WORK INSTRUCTIONS:
For the records below, say how many lines contain the string "title". Give the number only.

(Raw records)
......

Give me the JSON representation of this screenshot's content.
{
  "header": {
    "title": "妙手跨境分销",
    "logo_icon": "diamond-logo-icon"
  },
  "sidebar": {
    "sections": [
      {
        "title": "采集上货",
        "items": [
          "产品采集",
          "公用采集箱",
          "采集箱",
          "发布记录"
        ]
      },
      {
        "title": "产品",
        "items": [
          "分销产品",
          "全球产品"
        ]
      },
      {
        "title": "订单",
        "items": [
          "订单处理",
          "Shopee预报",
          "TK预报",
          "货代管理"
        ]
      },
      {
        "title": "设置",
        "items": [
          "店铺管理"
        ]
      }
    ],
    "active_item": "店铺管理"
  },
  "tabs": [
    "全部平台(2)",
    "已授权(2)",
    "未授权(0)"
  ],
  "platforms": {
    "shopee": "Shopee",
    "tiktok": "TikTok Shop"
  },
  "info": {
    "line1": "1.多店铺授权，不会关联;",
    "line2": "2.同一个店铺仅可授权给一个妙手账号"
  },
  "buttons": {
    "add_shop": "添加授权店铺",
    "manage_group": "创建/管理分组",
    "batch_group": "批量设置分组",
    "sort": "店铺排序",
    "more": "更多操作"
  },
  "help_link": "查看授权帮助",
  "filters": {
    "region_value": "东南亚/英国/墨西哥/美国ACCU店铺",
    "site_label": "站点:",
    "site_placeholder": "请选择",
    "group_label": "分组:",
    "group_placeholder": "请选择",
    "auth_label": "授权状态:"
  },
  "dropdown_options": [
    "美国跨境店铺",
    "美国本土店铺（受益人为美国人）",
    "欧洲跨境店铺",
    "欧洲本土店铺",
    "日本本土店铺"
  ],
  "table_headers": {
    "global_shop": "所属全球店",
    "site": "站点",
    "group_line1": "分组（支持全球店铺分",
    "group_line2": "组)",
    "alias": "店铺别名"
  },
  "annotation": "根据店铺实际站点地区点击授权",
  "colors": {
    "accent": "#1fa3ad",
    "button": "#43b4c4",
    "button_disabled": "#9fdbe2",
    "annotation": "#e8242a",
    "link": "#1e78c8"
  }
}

......

FINISHED TASK:
5